MATERIAL
##########

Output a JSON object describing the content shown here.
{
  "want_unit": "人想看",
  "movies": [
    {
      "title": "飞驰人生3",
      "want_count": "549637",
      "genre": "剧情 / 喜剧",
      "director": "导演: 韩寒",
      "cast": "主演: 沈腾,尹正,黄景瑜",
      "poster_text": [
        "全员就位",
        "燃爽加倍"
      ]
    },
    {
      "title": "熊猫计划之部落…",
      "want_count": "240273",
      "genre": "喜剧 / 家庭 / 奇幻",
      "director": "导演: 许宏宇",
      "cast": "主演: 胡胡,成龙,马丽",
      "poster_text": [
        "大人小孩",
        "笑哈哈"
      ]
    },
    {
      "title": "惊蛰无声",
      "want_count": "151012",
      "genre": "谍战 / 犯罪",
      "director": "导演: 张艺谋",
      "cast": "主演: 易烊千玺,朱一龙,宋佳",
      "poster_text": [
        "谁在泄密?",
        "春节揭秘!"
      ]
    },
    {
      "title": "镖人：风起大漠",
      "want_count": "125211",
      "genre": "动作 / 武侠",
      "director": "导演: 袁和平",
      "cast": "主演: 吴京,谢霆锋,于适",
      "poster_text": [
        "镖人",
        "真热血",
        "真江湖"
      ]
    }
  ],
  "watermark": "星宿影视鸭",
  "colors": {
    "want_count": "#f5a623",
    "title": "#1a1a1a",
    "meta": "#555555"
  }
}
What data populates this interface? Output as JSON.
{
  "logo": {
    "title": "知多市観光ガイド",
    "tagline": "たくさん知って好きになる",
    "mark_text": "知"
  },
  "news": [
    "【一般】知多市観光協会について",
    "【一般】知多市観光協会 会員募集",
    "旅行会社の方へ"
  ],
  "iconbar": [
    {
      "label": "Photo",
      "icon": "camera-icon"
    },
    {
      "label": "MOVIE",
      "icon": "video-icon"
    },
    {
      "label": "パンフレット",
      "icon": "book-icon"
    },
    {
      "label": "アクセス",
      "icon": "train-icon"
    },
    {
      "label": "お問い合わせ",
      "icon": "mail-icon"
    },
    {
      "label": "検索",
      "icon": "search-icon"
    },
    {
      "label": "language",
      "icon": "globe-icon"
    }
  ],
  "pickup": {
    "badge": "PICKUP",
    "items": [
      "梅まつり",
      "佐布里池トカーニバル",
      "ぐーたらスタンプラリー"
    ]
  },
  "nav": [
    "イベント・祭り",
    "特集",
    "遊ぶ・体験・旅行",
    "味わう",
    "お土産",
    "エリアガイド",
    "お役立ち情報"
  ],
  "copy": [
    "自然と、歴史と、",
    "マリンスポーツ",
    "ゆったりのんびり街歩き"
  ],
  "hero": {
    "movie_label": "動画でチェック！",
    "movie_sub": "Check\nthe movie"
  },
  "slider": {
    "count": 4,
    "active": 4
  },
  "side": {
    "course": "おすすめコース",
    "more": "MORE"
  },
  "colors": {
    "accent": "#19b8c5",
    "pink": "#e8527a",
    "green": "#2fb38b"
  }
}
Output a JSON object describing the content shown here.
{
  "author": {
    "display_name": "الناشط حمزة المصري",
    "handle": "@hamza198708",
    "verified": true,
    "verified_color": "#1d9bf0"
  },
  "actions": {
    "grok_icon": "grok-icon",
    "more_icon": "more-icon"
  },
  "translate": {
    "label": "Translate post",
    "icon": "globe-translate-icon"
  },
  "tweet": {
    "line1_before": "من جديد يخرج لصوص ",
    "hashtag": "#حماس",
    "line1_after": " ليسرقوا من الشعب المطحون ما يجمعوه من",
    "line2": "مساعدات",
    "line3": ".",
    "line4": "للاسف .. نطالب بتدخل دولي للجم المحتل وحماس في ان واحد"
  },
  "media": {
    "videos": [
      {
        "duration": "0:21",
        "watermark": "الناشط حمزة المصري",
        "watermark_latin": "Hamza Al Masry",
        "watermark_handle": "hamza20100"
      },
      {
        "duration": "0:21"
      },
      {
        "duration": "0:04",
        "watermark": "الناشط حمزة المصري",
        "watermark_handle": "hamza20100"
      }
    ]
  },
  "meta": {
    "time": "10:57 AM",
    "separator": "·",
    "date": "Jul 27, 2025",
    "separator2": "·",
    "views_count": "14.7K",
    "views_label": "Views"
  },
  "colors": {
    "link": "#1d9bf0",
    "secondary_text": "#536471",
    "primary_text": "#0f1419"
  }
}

##########

AIM
Reproduce each entry from the records above, character for character.

TASK RESPONSE
Output a JSON object describing the content shown here.
{
  "want_unit": "人想看",
  "movies": [
    {
      "title": "飞驰人生3",
      "want_count": "549637",
      "genre": "剧情 / 喜剧",
      "director": "导演: 韩寒",
      "cast": "主演: 沈腾,尹正,黄景瑜",
      "poster_text": [
        "全员就位",
        "燃爽加倍"
      ]
    },
    {
      "title": "熊猫计划之部落…",
      "want_count": "240273",
      "genre": "喜剧 / 家庭 / 奇幻",
      "director": "导演: 许宏宇",
      "cast": "主演: 胡胡,成龙,马丽",
      "poster_text": [
        "大人小孩",
        "笑哈哈"
      ]
    },
    {
      "title": "惊蛰无声",
      "want_count": "151012",
      "genre": "谍战 / 犯罪",
      "director": "导演: 张艺谋",
      "cast": "主演: 易烊千玺,朱一龙,宋佳",
      "poster_text": [
        "谁在泄密?",
        "春节揭秘!"
      ]
    },
    {
      "title": "镖人：风起大漠",
      "want_count": "125211",
      "genre": "动作 / 武侠",
      "director": "导演: 袁和平",
      "cast": "主演: 吴京,谢霆锋,于适",
      "poster_text": [
        "镖人",
        "真热血",
        "真江湖"
      ]
    }
  ],
  "watermark": "星宿影视鸭",
  "colors": {
    "want_count": "#f5a623",
    "title": "#1a1a1a",
    "meta": "#555555"
  }
}
What data populates this interface? Output as JSON.
{
  "logo": {
    "title": "知多市観光ガイド",
    "tagline": "たくさん知って好きになる",
    "mark_text": "知"
  },
  "news": [
    "【一般】知多市観光協会について",
    "【一般】知多市観光協会 会員募集",
    "旅行会社の方へ"
  ],
  "iconbar": [
    {
      "label": "Photo",
      "icon": "camera-icon"
    },
    {
      "label": "MOVIE",
      "icon": "video-icon"
    },
    {
      "label": "パンフレット",
      "icon": "book-icon"
    },
    {
      "label": "アクセス",
      "icon": "train-icon"
    },
    {
      "label": "お問い合わせ",
      "icon": "mail-icon"
    },
    {
      "label": "検索",
      "icon": "search-icon"
    },
    {
      "label": "language",
      "icon": "globe-icon"
    }
  ],
  "pickup": {
    "badge": "PICKUP",
    "items": [
      "梅まつり",
      "佐布里池トカーニバル",
      "ぐーたらスタンプラリー"
    ]
  },
  "nav": [
    "イベント・祭り",
    "特集",
    "遊ぶ・体験・旅行",
    "味わう",
    "お土産",
    "エリアガイド",
    "お役立ち情報"
  ],
  "copy": [
    "自然と、歴史と、",
    "マリンスポーツ",
    "ゆったりのんびり街歩き"
  ],
  "hero": {
    "movie_label": "動画でチェック！",
    "movie_sub": "Check\nthe movie"
  },
  "slider": {
    "count": 4,
    "active": 4
  },
  "side": {
    "course": "おすすめコース",
    "more": "MORE"
  },
  "colors": {
    "accent": "#19b8c5",
    "pink": "#e8527a",
    "green": "#2fb38b"
  }
}
Output a JSON object describing the content shown here.
{
  "author": {
    "display_name": "الناشط حمزة المصري",
    "handle": "@hamza198708",
    "verified": true,
    "verified_color": "#1d9bf0"
  },
  "actions": {
    "grok_icon": "grok-icon",
    "more_icon": "more-icon"
  },
  "translate": {
    "label": "Translate post",
    "icon": "globe-translate-icon"
  },
  "tweet": {
    "line1_before": "من جديد يخرج لصوص ",
    "hashtag": "#حماس",
    "line1_after": " ليسرقوا من الشعب المطحون ما يجمعوه من",
    "line2": "مساعدات",
    "line3": ".",
    "line4": "للاسف .. نطالب بتدخل دولي للجم المحتل وحماس في ان واحد"
  },
  "media": {
    "videos": [
      {
        "duration": "0:21",
        "watermark": "الناشط حمزة المصري",
        "watermark_latin": "Hamza Al Masry",
        "watermark_handle": "hamza20100"
      },
      {
        "duration": "0:21"
      },
      {
        "duration": "0:04",
        "watermark": "الناشط حمزة المصري",
        "watermark_handle": "hamza20100"
      }
    ]
  },
  "meta": {
    "time": "10:57 AM",
    "separator": "·",
    "date": "Jul 27, 2025",
    "separator2": "·",
    "views_count": "14.7K",
    "views_label": "Views"
  },
  "colors": {
    "link": "#1d9bf0",
    "secondary_text": "#536471",
    "primary_text": "#0f1419"
  }
}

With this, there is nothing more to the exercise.